Check every line of the entries for "чисел", and copy the lines that hold it.

-- START OF Data --

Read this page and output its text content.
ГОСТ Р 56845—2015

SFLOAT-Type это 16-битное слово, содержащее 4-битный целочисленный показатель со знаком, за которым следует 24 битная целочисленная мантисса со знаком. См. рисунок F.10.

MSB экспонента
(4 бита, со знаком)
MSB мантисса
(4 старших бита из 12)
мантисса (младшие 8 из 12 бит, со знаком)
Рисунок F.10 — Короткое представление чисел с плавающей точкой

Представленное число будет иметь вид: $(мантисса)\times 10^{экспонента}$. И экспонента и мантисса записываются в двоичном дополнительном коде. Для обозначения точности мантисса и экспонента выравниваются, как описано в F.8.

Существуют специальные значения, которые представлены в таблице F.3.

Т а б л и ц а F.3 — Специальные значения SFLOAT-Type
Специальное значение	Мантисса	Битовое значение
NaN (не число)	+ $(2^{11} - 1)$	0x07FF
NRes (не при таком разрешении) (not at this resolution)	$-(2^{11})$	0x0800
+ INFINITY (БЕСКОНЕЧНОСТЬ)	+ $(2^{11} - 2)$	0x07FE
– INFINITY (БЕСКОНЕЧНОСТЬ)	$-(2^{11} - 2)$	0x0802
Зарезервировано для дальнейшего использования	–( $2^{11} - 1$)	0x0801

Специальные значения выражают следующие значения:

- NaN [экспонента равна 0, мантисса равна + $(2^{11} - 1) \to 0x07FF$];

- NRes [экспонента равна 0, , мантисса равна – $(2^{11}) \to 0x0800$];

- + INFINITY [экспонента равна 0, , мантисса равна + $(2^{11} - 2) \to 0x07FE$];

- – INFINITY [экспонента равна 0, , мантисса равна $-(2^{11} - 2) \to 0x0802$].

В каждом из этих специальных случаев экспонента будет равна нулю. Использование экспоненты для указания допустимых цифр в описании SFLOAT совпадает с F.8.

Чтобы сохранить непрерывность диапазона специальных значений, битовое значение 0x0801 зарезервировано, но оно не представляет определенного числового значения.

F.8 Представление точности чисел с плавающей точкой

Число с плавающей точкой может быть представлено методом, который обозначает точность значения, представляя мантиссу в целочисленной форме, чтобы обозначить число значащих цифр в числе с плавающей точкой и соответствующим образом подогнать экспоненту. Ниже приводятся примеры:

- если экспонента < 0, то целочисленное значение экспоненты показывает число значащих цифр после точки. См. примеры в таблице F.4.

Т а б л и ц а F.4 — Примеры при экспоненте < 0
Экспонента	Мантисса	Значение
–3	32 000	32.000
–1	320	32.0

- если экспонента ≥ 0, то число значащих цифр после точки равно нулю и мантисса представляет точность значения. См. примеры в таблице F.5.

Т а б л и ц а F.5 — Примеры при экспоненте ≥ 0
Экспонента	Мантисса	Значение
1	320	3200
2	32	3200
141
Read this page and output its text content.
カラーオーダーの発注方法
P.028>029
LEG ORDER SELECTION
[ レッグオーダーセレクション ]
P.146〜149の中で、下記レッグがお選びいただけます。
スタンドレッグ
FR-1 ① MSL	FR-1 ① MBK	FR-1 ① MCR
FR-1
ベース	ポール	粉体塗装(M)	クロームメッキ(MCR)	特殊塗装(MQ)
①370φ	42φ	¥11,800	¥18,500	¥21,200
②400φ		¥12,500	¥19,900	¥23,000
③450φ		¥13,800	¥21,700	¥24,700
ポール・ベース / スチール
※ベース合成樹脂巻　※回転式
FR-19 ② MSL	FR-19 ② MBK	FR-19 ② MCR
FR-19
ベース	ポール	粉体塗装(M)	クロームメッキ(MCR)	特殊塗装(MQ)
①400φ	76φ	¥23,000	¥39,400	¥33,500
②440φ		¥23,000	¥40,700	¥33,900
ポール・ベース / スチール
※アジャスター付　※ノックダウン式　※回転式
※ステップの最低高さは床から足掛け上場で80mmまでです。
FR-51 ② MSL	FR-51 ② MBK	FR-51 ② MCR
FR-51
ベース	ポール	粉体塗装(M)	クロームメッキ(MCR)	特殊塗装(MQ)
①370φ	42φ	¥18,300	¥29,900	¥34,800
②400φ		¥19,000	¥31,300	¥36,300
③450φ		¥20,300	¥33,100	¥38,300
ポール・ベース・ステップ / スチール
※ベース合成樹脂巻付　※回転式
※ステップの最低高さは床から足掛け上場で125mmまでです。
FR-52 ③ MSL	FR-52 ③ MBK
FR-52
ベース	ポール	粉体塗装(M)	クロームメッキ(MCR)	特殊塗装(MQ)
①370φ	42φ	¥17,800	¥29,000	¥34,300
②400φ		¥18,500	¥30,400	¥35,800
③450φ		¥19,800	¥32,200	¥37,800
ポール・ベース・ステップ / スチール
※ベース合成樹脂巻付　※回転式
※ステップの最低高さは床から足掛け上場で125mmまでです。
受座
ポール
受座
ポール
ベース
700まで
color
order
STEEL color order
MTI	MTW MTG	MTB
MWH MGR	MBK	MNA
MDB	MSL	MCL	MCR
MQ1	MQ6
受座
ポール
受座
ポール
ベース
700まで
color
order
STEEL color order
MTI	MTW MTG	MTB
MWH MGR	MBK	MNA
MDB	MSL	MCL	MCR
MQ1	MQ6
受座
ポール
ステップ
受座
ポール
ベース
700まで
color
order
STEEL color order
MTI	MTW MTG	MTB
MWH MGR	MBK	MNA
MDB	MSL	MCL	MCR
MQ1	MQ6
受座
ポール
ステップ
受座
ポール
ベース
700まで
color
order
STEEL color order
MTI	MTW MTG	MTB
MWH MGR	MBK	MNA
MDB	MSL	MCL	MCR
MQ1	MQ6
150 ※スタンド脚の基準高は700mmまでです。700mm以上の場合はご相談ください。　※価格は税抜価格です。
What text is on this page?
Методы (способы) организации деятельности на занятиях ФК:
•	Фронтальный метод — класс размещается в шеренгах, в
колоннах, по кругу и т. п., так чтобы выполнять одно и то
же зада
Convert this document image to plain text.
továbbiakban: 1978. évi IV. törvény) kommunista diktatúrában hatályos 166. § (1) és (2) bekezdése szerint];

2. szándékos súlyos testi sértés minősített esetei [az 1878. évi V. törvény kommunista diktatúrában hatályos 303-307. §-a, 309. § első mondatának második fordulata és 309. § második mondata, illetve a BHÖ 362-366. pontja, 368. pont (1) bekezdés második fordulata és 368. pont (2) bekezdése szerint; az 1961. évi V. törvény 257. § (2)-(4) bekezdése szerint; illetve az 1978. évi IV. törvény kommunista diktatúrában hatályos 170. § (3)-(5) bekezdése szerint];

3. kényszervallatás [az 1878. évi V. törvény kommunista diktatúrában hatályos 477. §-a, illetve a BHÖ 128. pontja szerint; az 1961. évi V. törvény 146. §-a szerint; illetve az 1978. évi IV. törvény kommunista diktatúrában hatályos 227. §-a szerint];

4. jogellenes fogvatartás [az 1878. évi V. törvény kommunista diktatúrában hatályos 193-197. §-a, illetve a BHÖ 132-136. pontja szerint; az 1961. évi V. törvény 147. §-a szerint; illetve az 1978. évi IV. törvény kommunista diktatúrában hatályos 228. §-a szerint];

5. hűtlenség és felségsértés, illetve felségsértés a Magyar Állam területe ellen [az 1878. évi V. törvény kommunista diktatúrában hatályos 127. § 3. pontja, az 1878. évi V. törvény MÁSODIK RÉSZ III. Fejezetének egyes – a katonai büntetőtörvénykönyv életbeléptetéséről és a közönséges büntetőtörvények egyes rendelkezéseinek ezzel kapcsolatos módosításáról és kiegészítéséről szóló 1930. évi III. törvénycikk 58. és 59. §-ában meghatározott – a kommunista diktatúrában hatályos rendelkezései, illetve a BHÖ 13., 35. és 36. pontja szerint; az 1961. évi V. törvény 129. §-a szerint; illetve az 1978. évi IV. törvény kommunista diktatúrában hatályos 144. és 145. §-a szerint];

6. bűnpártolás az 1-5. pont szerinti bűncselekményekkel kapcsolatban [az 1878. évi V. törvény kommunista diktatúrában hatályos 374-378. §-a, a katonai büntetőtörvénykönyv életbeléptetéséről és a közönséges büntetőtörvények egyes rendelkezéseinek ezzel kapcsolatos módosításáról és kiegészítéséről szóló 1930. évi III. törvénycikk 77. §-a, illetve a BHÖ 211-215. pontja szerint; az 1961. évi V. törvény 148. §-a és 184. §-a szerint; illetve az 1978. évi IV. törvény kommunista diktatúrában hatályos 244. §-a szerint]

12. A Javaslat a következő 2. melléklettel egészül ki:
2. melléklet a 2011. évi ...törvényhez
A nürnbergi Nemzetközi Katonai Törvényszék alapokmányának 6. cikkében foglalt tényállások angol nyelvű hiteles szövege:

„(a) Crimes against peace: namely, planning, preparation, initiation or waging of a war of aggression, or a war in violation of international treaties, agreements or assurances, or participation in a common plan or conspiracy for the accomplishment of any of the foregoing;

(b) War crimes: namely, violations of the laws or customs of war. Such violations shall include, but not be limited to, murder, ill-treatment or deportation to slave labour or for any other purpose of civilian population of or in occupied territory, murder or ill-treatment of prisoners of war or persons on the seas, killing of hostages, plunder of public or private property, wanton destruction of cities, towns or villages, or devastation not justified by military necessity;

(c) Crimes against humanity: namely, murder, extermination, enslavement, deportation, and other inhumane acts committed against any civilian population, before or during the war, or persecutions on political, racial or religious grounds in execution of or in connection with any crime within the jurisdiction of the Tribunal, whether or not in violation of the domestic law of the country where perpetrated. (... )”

-- END OF Data --

# Completed task
Рисунок F.10 — Короткое представление чисел с плавающей точкой
F.8 Представление точности чисел с плавающей точкой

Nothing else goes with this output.